### GOAL
Omit all images. Transcribe the rest of the material below exactly.

┏━━

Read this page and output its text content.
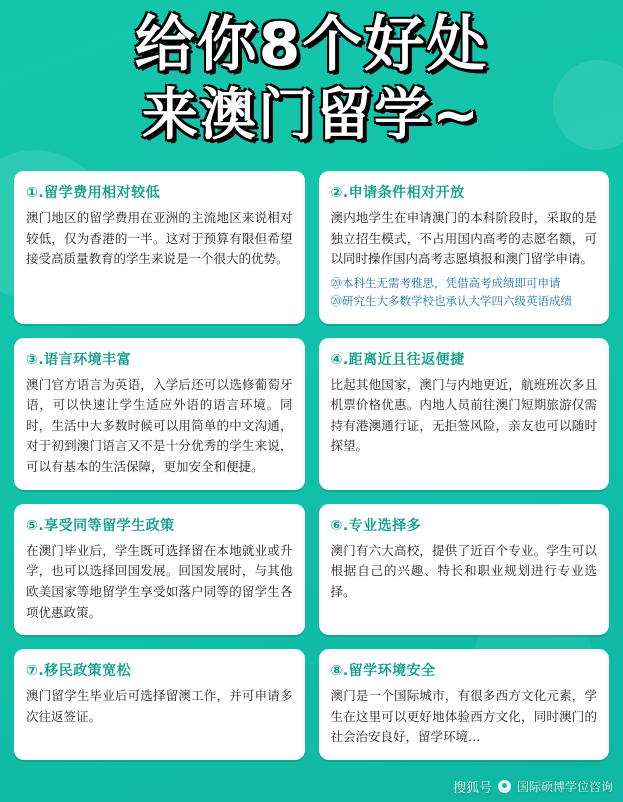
给你8个好处
来澳门留学~
①.留学费用相对较低
澳门地区的留学费用在亚洲的主流地区来说相对较低，仅为香港的一半。这对于预算有限但希望接受高质量教育的学生来说是一个很大的优势。
②.申请条件相对开放
澳内地学生在申请澳门的本科阶段时，采取的是独立招生模式，不占用国内高考的志愿名额，可以同时操作国内高考志愿填报和澳门留学申请。
⑳本科生无需考雅思，凭借高考成绩即可申请
⑳研究生大多数学校也承认大学四六级英语成绩
③.语言环境丰富
澳门官方语言为英语，入学后还可以选修葡萄牙语，可以快速让学生适应外语的语言环境。同时，生活中大多数时候可以用简单的中文沟通，对于初到澳门语言又不是十分优秀的学生来说，可以有基本的生活保障，更加安全和便捷。
④.距离近且往返便捷
比起其他国家，澳门与内地更近，航班班次多且机票价格优惠。内地人员前往澳门短期旅游仅需持有港澳通行证，无拒签风险，亲友也可以随时探望。
⑤.享受同等留学生政策
在澳门毕业后，学生既可选择留在本地就业或升学，也可以选择回国发展。回国发展时，与其他欧美国家等地留学生享受如落户同等的留学生各项优惠政策。
⑥.专业选择多
澳门有六大高校，提供了近百个专业。学生可以根据自己的兴趣、特长和职业规划进行专业选择。
⑦.移民政策宽松
澳门留学生毕业后可选择留澳工作，并可申请多次往返签证。
⑧.留学环境安全
澳门是一个国际城市，有很多西方文化元素，学生在这里可以更好地体验西方文化，同时澳门的社会治安良好，留学环境…
搜狐号 国际硕博学位咨询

┗━━

### ANSWER TO THE TASK
Read this page and output its text content.
给你8个好处
来澳门留学~
①.留学费用相对较低
澳门地区的留学费用在亚洲的主流地区来说相对较低，仅为香港的一半。这对于预算有限但希望接受高质量教育的学生来说是一个很大的优势。
②.申请条件相对开放
澳内地学生在申请澳门的本科阶段时，采取的是独立招生模式，不占用国内高考的志愿名额，可以同时操作国内高考志愿填报和澳门留学申请。
⑳本科生无需考雅思，凭借高考成绩即可申请
⑳研究生大多数学校也承认大学四六级英语成绩
③.语言环境丰富
澳门官方语言为英语，入学后还可以选修葡萄牙语，可以快速让学生适应外语的语言环境。同时，生活中大多数时候可以用简单的中文沟通，对于初到澳门语言又不是十分优秀的学生来说，可以有基本的生活保障，更加安全和便捷。
④.距离近且往返便捷
比起其他国家，澳门与内地更近，航班班次多且机票价格优惠。内地人员前往澳门短期旅游仅需持有港澳通行证，无拒签风险，亲友也可以随时探望。
⑤.享受同等留学生政策
在澳门毕业后，学生既可选择留在本地就业或升学，也可以选择回国发展。回国发展时，与其他欧美国家等地留学生享受如落户同等的留学生各项优惠政策。
⑥.专业选择多
澳门有六大高校，提供了近百个专业。学生可以根据自己的兴趣、特长和职业规划进行专业选择。
⑦.移民政策宽松
澳门留学生毕业后可选择留澳工作，并可申请多次往返签证。
⑧.留学环境安全
澳门是一个国际城市，有很多西方文化元素，学生在这里可以更好地体验西方文化，同时澳门的社会治安良好，留学环境…
搜狐号 国际硕博学位咨询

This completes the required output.